↓
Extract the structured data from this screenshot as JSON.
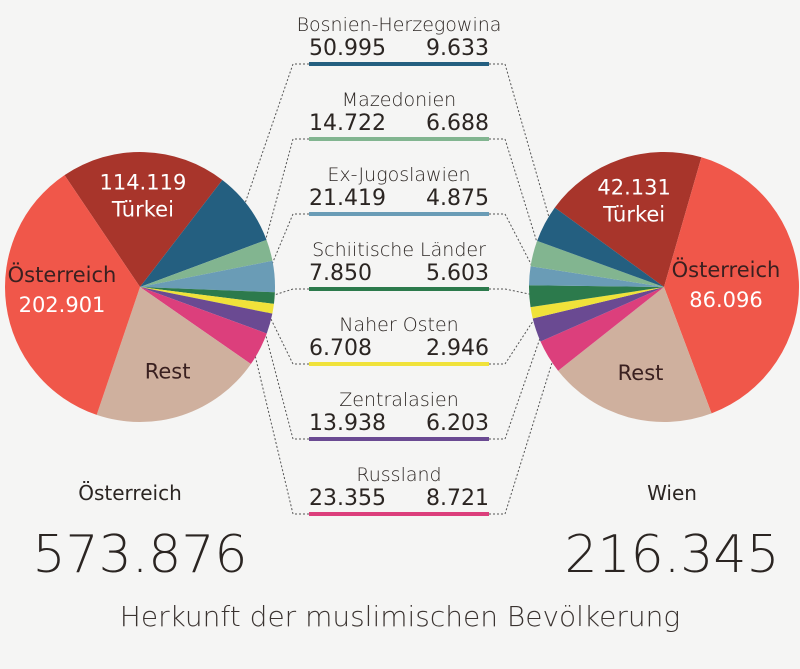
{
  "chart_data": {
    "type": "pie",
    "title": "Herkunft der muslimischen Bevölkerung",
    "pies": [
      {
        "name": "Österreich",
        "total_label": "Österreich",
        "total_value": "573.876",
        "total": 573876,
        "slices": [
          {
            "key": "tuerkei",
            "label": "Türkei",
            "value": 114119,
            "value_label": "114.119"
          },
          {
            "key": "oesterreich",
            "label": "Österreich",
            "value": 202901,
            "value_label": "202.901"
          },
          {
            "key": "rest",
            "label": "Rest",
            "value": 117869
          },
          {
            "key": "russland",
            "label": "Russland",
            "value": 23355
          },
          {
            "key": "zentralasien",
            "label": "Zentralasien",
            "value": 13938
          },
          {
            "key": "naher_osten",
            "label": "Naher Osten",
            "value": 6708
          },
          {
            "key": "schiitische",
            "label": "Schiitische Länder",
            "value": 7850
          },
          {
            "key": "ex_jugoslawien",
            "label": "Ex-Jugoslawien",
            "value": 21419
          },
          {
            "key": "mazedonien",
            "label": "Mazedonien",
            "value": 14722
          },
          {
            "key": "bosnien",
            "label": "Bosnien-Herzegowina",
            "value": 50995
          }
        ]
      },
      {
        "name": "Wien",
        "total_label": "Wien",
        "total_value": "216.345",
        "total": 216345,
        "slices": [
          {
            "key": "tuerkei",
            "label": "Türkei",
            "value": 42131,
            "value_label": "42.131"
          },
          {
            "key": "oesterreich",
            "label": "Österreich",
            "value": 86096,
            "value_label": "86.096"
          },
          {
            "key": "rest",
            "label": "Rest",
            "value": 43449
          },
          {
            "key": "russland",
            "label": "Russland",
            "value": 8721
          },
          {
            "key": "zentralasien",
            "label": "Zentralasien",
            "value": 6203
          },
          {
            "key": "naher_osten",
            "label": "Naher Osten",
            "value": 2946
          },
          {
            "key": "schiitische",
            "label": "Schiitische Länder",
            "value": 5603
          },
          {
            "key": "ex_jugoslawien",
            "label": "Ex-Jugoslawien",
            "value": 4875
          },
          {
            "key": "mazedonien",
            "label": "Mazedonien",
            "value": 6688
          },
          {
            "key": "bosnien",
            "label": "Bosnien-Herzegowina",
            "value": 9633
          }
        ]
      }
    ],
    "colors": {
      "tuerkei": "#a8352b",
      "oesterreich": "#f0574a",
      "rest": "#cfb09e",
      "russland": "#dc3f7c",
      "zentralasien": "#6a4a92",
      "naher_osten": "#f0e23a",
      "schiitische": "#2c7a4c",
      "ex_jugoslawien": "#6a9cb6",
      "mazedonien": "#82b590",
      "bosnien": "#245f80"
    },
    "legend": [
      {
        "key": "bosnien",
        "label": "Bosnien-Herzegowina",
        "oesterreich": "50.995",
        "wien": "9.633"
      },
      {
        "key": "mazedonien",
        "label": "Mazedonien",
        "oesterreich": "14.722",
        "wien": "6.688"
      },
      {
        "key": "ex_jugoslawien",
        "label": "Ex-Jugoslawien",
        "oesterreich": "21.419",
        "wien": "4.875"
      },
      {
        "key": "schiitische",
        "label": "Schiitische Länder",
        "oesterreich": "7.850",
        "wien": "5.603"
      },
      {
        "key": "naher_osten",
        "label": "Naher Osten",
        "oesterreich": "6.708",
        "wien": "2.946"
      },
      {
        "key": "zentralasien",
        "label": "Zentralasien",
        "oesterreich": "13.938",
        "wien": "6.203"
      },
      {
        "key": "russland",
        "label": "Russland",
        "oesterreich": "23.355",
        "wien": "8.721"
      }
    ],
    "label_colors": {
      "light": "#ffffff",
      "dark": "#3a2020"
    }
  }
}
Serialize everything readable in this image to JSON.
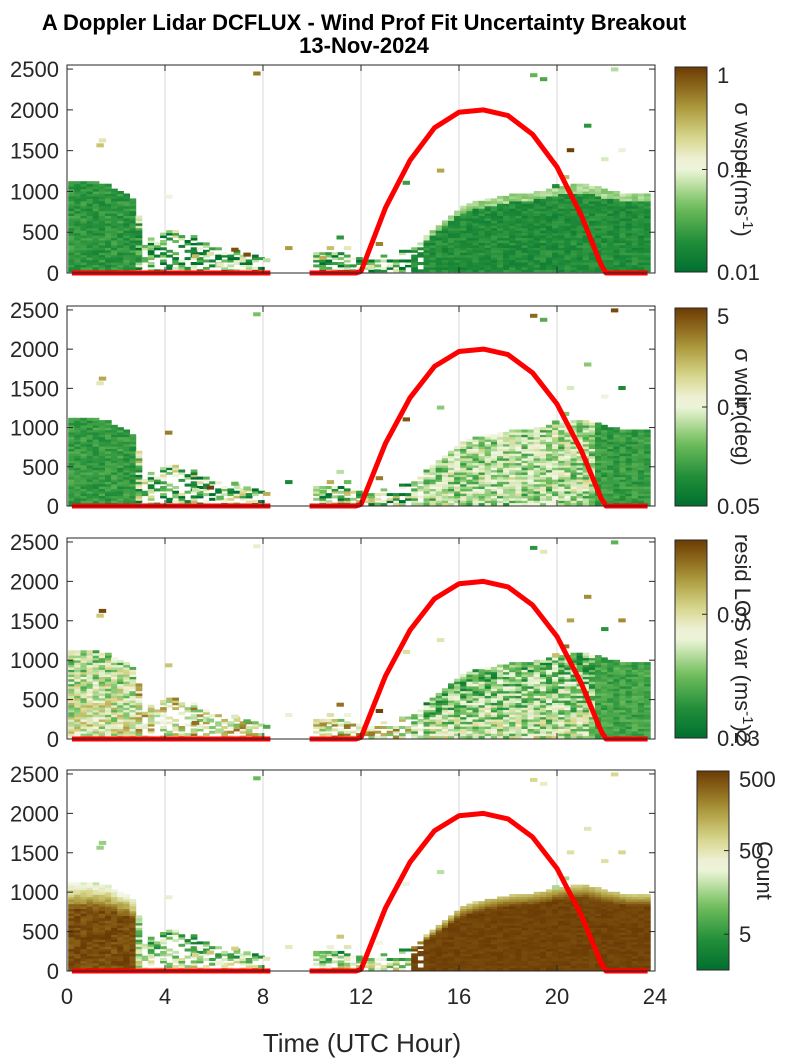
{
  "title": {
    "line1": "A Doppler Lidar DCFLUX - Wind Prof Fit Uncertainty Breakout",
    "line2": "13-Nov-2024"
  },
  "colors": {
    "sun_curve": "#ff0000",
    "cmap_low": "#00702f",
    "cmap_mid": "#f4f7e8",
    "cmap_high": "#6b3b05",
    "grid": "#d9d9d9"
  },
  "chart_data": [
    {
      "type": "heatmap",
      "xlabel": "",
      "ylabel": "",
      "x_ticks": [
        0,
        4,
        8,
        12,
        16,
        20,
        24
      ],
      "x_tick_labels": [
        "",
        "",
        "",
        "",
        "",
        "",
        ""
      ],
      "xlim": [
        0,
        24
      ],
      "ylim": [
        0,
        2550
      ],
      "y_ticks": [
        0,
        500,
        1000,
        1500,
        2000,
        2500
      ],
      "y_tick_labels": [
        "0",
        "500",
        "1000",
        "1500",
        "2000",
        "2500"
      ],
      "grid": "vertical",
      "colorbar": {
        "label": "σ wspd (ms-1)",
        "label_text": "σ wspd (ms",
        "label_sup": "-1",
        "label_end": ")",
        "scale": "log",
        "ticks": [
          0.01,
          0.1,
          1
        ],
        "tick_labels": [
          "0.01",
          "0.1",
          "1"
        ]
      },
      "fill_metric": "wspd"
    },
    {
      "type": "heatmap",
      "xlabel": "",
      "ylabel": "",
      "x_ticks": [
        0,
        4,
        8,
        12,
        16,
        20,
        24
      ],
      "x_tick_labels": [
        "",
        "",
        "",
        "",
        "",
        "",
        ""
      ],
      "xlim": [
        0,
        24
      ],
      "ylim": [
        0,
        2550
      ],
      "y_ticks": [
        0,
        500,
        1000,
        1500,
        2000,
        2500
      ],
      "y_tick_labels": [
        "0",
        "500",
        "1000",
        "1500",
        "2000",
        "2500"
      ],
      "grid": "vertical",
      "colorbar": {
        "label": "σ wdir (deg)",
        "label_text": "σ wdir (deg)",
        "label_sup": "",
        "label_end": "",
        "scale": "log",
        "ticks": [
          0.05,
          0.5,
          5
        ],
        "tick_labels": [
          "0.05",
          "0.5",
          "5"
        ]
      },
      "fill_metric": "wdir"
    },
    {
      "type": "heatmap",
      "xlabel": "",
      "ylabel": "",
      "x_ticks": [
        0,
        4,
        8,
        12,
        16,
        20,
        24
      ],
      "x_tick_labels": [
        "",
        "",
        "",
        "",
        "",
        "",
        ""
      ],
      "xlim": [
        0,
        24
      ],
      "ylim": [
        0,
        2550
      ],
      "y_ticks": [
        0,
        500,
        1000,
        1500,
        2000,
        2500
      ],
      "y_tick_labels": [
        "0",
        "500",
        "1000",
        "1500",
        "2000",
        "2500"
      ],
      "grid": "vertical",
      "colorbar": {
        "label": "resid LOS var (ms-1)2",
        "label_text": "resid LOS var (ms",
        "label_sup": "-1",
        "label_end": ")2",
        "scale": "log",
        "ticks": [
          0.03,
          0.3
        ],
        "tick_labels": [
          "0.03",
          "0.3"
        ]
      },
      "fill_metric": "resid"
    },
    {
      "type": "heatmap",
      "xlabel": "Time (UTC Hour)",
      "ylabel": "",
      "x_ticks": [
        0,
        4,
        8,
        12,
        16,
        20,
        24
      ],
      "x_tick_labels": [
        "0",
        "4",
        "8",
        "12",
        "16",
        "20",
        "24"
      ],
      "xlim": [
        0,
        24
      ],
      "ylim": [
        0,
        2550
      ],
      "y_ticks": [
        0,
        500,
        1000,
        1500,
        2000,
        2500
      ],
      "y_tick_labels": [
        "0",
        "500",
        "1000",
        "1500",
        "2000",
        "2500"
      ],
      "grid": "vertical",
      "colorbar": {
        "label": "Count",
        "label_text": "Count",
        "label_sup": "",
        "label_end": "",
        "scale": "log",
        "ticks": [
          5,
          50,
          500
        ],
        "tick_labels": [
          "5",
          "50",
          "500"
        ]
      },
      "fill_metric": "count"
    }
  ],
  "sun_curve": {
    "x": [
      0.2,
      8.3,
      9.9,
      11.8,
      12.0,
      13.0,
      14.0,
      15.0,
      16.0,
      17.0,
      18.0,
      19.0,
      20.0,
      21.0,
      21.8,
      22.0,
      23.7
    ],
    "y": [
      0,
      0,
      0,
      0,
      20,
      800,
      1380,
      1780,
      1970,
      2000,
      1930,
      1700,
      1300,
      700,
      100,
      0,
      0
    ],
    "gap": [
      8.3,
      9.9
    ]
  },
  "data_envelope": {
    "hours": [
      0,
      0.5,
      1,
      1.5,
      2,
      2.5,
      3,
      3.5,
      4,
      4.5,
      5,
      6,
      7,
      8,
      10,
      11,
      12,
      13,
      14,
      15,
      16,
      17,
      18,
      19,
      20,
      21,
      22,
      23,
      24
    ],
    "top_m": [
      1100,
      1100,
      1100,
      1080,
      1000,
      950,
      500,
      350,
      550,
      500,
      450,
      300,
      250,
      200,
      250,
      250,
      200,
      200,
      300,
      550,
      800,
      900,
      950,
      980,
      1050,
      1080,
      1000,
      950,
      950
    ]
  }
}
↑
WORK TO DO:
Look through the records and gather each line with the word "this".

FINAL RESULT:
Extract the structured data from this screenshot as JSON.
Serialize everything readable in this image to JSON.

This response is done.